**Goal**
Reproduce the listing below without any change.

**Supplied records**
* * * * *

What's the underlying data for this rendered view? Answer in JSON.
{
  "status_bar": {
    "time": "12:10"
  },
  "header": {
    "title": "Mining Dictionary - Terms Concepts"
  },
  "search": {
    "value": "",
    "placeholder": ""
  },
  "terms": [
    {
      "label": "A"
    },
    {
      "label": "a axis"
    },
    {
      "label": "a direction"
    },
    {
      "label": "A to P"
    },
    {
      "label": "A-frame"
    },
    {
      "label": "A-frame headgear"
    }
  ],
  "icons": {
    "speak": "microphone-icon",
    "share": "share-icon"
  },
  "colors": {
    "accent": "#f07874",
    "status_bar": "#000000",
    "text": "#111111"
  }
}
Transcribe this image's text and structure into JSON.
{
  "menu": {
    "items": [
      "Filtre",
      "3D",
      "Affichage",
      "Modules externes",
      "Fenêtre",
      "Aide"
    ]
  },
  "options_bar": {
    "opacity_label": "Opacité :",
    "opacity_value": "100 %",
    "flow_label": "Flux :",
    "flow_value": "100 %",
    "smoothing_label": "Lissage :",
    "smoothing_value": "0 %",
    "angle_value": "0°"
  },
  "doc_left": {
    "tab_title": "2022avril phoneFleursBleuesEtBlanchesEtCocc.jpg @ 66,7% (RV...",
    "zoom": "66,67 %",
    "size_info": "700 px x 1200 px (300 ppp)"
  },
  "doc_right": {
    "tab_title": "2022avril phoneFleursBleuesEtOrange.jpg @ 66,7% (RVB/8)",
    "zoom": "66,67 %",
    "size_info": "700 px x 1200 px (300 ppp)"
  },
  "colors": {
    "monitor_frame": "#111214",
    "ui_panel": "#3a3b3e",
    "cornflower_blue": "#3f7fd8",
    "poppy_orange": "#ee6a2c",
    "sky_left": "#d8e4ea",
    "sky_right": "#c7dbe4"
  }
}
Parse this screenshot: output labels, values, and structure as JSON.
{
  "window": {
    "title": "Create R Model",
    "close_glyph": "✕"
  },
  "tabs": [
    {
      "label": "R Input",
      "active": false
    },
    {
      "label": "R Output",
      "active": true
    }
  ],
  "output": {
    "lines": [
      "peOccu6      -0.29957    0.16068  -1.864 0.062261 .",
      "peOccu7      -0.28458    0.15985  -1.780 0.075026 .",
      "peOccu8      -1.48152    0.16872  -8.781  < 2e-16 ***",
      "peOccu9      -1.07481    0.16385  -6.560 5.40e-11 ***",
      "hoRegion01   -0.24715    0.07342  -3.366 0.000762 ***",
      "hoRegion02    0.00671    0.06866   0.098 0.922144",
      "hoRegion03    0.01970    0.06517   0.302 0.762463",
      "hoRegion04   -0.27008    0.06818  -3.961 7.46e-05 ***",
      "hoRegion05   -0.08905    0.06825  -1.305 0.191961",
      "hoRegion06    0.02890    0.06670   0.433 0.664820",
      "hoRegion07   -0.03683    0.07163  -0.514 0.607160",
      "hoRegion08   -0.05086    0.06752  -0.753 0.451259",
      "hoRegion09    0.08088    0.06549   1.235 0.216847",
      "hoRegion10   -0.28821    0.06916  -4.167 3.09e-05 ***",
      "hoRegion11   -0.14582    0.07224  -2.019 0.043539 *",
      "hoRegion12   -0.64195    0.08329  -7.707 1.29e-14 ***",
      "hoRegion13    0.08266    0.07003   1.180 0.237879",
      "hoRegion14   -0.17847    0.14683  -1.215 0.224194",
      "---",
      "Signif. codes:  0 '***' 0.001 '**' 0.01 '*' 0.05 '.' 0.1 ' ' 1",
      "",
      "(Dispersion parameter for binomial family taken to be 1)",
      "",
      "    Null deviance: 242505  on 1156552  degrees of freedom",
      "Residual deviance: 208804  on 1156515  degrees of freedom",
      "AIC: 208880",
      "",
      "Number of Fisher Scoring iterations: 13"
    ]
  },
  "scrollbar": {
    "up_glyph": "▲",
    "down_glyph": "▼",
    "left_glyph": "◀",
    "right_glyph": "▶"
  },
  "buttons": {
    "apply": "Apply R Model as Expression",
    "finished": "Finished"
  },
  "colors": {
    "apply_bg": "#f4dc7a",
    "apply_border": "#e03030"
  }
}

* * * * *

**Exercise output**
What's the underlying data for this rendered view? Answer in JSON.
{
  "status_bar": {
    "time": "12:10"
  },
  "header": {
    "title": "Mining Dictionary - Terms Concepts"
  },
  "search": {
    "value": "",
    "placeholder": ""
  },
  "terms": [
    {
      "label": "A"
    },
    {
      "label": "a axis"
    },
    {
      "label": "a direction"
    },
    {
      "label": "A to P"
    },
    {
      "label": "A-frame"
    },
    {
      "label": "A-frame headgear"
    }
  ],
  "icons": {
    "speak": "microphone-icon",
    "share": "share-icon"
  },
  "colors": {
    "accent": "#f07874",
    "status_bar": "#000000",
    "text": "#111111"
  }
}
Transcribe this image's text and structure into JSON.
{
  "menu": {
    "items": [
      "Filtre",
      "3D",
      "Affichage",
      "Modules externes",
      "Fenêtre",
      "Aide"
    ]
  },
  "options_bar": {
    "opacity_label": "Opacité :",
    "opacity_value": "100 %",
    "flow_label": "Flux :",
    "flow_value": "100 %",
    "smoothing_label": "Lissage :",
    "smoothing_value": "0 %",
    "angle_value": "0°"
  },
  "doc_left": {
    "tab_title": "2022avril phoneFleursBleuesEtBlanchesEtCocc.jpg @ 66,7% (RV...",
    "zoom": "66,67 %",
    "size_info": "700 px x 1200 px (300 ppp)"
  },
  "doc_right": {
    "tab_title": "2022avril phoneFleursBleuesEtOrange.jpg @ 66,7% (RVB/8)",
    "zoom": "66,67 %",
    "size_info": "700 px x 1200 px (300 ppp)"
  },
  "colors": {
    "monitor_frame": "#111214",
    "ui_panel": "#3a3b3e",
    "cornflower_blue": "#3f7fd8",
    "poppy_orange": "#ee6a2c",
    "sky_left": "#d8e4ea",
    "sky_right": "#c7dbe4"
  }
}
Parse this screenshot: output labels, values, and structure as JSON.
{
  "window": {
    "title": "Create R Model",
    "close_glyph": "✕"
  },
  "tabs": [
    {
      "label": "R Input",
      "active": false
    },
    {
      "label": "R Output",
      "active": true
    }
  ],
  "output": {
    "lines": [
      "peOccu6      -0.29957    0.16068  -1.864 0.062261 .",
      "peOccu7      -0.28458    0.15985  -1.780 0.075026 .",
      "peOccu8      -1.48152    0.16872  -8.781  < 2e-16 ***",
      "peOccu9      -1.07481    0.16385  -6.560 5.40e-11 ***",
      "hoRegion01   -0.24715    0.07342  -3.366 0.000762 ***",
      "hoRegion02    0.00671    0.06866   0.098 0.922144",
      "hoRegion03    0.01970    0.06517   0.302 0.762463",
      "hoRegion04   -0.27008    0.06818  -3.961 7.46e-05 ***",
      "hoRegion05   -0.08905    0.06825  -1.305 0.191961",
      "hoRegion06    0.02890    0.06670   0.433 0.664820",
      "hoRegion07   -0.03683    0.07163  -0.514 0.607160",
      "hoRegion08   -0.05086    0.06752  -0.753 0.451259",
      "hoRegion09    0.08088    0.06549   1.235 0.216847",
      "hoRegion10   -0.28821    0.06916  -4.167 3.09e-05 ***",
      "hoRegion11   -0.14582    0.07224  -2.019 0.043539 *",
      "hoRegion12   -0.64195    0.08329  -7.707 1.29e-14 ***",
      "hoRegion13    0.08266    0.07003   1.180 0.237879",
      "hoRegion14   -0.17847    0.14683  -1.215 0.224194",
      "---",
      "Signif. codes:  0 '***' 0.001 '**' 0.01 '*' 0.05 '.' 0.1 ' ' 1",
      "",
      "(Dispersion parameter for binomial family taken to be 1)",
      "",
      "    Null deviance: 242505  on 1156552  degrees of freedom",
      "Residual deviance: 208804  on 1156515  degrees of freedom",
      "AIC: 208880",
      "",
      "Number of Fisher Scoring iterations: 13"
    ]
  },
  "scrollbar": {
    "up_glyph": "▲",
    "down_glyph": "▼",
    "left_glyph": "◀",
    "right_glyph": "▶"
  },
  "buttons": {
    "apply": "Apply R Model as Expression",
    "finished": "Finished"
  },
  "colors": {
    "apply_bg": "#f4dc7a",
    "apply_border": "#e03030"
  }
}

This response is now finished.